**THE TASK:**
Collect all lines from the listing that include the string "page".

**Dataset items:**

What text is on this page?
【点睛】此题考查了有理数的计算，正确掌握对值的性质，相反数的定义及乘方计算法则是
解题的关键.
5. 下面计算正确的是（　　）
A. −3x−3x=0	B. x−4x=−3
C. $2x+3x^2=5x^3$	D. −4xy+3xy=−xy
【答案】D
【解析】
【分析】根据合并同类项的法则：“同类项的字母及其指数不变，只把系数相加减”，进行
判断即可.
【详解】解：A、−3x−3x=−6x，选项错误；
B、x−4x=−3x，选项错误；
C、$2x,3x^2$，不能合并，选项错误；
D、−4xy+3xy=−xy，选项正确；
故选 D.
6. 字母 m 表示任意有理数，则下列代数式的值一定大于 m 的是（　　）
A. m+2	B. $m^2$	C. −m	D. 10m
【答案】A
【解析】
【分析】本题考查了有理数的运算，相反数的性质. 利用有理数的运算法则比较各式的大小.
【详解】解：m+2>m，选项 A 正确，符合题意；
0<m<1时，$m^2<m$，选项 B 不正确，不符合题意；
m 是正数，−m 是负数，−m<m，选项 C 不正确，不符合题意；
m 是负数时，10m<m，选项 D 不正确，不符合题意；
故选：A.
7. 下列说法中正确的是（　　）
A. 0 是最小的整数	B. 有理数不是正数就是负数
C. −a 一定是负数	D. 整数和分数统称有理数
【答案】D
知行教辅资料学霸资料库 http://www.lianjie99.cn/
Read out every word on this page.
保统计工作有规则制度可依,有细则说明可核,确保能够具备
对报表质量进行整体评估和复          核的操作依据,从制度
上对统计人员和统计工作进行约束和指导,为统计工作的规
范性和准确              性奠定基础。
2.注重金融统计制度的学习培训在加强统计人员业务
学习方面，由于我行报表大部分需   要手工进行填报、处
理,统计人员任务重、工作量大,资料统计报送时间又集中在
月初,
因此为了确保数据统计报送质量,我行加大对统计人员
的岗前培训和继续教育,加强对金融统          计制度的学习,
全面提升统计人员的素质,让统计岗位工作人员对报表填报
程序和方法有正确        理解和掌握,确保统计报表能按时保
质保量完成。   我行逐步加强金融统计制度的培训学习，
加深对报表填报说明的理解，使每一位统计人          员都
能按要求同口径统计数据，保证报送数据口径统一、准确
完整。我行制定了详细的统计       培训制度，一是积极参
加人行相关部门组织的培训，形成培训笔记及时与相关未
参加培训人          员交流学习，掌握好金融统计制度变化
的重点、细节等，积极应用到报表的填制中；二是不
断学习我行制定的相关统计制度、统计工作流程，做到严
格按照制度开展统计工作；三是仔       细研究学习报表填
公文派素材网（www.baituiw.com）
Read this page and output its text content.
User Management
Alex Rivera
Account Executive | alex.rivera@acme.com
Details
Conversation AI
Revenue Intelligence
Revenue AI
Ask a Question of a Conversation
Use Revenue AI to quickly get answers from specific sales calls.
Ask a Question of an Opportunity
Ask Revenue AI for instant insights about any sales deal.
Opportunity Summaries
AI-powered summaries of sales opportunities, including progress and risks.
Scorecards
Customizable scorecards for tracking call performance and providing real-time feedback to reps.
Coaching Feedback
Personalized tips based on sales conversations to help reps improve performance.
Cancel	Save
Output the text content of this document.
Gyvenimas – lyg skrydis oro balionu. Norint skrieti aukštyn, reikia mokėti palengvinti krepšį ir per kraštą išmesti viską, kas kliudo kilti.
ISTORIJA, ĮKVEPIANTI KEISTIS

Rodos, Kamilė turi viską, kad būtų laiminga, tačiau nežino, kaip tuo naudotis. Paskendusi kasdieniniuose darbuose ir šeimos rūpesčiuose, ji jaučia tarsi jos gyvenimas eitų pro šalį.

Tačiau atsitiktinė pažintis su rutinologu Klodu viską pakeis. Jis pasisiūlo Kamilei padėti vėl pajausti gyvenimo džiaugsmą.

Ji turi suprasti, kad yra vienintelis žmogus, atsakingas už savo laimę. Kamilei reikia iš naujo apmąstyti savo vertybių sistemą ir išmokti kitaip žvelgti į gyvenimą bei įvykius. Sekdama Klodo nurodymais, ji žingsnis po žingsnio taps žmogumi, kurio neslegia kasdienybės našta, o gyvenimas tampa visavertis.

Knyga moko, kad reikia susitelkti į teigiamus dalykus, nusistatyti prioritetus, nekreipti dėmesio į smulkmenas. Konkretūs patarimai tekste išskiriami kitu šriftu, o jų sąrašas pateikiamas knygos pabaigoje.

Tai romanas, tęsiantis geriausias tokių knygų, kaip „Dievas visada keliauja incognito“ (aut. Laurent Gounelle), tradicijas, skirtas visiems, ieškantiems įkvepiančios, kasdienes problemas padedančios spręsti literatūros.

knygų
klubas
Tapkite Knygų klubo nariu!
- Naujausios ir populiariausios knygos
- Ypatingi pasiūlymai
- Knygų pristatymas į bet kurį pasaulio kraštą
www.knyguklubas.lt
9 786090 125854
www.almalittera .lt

**WRITTEN RESPONSE:**
What text is on this page?
Read out every word on this page.
Read this page and output its text content.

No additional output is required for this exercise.